╭─ SUPPLIED MATERIAL
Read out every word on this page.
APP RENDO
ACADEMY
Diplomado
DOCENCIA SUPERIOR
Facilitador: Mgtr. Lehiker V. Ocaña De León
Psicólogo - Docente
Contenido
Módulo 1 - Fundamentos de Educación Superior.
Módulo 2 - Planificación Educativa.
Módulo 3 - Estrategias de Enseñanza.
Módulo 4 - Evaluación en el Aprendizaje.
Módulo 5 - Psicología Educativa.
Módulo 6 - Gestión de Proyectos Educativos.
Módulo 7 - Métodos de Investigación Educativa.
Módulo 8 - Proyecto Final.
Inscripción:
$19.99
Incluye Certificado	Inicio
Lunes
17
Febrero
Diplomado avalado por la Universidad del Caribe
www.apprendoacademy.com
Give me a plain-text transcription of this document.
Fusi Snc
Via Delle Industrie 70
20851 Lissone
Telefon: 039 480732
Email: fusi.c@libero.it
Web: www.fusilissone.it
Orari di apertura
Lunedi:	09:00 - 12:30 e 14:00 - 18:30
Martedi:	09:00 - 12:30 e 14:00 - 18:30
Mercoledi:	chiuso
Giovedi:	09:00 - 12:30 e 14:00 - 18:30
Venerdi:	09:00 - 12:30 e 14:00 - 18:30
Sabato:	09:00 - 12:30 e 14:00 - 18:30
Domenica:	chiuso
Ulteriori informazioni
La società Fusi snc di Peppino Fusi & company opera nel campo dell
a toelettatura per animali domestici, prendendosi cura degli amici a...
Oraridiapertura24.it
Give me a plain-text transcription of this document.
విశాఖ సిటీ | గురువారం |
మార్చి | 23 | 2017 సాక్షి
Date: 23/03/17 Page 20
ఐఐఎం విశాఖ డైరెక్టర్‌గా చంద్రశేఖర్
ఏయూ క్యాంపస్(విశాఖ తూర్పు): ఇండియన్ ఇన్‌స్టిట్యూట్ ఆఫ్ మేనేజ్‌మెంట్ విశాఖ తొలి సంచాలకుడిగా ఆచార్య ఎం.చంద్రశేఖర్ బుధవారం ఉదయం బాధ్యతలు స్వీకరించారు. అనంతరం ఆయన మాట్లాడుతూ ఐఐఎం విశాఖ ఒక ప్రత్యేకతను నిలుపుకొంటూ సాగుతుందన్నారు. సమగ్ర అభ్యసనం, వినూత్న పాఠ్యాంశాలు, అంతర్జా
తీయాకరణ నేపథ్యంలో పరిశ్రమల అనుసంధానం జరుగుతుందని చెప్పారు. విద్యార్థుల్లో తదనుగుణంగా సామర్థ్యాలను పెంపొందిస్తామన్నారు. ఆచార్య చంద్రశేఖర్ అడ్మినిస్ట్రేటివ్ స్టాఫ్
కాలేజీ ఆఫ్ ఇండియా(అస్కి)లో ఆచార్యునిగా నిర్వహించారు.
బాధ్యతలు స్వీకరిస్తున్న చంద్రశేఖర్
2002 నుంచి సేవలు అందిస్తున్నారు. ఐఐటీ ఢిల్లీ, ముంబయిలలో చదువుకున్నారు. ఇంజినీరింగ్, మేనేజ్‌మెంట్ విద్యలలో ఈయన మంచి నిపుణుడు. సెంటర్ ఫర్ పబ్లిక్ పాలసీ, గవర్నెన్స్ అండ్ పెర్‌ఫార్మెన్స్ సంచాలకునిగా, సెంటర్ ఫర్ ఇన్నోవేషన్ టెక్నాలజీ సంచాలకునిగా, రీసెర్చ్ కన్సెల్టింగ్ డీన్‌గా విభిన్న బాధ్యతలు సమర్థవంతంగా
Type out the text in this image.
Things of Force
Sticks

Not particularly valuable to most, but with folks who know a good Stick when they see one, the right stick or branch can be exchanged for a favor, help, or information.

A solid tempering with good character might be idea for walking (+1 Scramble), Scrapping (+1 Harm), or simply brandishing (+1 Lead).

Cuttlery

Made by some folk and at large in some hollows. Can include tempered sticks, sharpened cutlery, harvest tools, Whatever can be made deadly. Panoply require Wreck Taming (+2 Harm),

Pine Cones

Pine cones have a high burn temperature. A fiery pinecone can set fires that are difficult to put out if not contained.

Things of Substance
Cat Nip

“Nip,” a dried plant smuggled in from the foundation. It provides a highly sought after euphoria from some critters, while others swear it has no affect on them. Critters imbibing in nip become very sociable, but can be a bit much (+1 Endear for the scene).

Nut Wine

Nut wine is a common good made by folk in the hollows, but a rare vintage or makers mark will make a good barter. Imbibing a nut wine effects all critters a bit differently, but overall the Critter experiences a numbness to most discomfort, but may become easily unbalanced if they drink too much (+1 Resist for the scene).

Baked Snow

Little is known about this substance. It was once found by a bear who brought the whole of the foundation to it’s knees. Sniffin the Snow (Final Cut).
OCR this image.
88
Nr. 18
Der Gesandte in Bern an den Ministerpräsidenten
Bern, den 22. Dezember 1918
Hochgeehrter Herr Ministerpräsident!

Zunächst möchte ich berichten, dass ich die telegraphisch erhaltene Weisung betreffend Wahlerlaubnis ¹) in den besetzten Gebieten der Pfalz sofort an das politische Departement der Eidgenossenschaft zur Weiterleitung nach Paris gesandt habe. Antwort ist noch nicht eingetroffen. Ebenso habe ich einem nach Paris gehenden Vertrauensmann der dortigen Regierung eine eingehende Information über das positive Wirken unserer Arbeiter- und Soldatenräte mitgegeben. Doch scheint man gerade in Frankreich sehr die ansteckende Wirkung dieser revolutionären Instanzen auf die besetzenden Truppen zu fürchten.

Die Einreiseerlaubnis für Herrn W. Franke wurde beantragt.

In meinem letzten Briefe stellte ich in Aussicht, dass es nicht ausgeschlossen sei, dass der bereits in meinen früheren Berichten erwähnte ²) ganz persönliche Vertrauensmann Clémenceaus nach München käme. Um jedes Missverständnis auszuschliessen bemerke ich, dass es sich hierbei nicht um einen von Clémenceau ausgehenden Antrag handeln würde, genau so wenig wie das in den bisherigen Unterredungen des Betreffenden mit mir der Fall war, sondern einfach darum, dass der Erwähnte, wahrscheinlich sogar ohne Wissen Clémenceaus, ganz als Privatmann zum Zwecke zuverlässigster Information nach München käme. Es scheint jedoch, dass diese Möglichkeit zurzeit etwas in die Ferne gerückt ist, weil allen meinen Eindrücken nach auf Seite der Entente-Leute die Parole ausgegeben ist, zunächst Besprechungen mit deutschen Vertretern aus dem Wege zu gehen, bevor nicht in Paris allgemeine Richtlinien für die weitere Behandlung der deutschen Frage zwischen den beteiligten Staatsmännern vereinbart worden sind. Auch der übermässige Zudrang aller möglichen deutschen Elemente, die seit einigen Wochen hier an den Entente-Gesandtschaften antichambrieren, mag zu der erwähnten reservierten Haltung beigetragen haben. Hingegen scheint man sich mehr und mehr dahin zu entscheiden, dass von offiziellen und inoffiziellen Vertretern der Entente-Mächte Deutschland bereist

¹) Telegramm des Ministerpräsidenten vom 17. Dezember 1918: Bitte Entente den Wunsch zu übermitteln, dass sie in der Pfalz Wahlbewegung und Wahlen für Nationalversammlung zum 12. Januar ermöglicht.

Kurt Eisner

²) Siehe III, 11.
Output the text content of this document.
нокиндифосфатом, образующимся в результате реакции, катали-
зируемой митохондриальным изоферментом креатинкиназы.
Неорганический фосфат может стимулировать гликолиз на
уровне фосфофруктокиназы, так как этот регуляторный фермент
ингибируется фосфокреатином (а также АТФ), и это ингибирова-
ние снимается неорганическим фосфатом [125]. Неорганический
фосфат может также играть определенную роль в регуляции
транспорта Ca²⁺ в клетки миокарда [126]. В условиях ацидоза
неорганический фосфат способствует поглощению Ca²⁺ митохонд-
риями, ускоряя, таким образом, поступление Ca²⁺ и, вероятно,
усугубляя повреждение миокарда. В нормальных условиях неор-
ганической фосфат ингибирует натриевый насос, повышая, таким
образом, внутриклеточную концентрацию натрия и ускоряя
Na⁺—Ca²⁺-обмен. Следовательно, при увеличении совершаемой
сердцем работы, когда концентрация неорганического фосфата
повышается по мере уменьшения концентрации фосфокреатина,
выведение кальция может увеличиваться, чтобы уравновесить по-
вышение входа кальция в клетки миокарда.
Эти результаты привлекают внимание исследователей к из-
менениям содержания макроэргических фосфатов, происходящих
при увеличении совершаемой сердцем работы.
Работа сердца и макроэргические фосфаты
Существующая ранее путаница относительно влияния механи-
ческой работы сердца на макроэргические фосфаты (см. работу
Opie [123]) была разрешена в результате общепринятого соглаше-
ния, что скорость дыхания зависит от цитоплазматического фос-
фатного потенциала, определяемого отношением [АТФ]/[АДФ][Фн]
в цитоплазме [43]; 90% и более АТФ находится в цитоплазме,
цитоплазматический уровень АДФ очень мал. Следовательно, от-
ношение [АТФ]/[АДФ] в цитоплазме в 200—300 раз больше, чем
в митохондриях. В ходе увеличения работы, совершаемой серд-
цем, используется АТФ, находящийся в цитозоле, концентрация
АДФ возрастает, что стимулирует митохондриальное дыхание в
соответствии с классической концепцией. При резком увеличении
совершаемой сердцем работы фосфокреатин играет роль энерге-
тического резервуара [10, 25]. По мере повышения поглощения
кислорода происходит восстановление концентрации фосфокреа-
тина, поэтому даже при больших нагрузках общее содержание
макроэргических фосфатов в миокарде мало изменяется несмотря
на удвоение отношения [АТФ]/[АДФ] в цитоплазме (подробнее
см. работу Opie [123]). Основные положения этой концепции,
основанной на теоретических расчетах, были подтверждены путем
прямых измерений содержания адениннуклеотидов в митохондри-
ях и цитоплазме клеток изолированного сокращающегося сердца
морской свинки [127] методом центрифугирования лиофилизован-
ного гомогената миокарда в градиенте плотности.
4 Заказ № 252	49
╰─
WHAT YOU HAVE TO DO:
Only a number is expected here: the count of lines in the listing that hold the string "Ministerpräsidenten".

FINISHED TASK:
2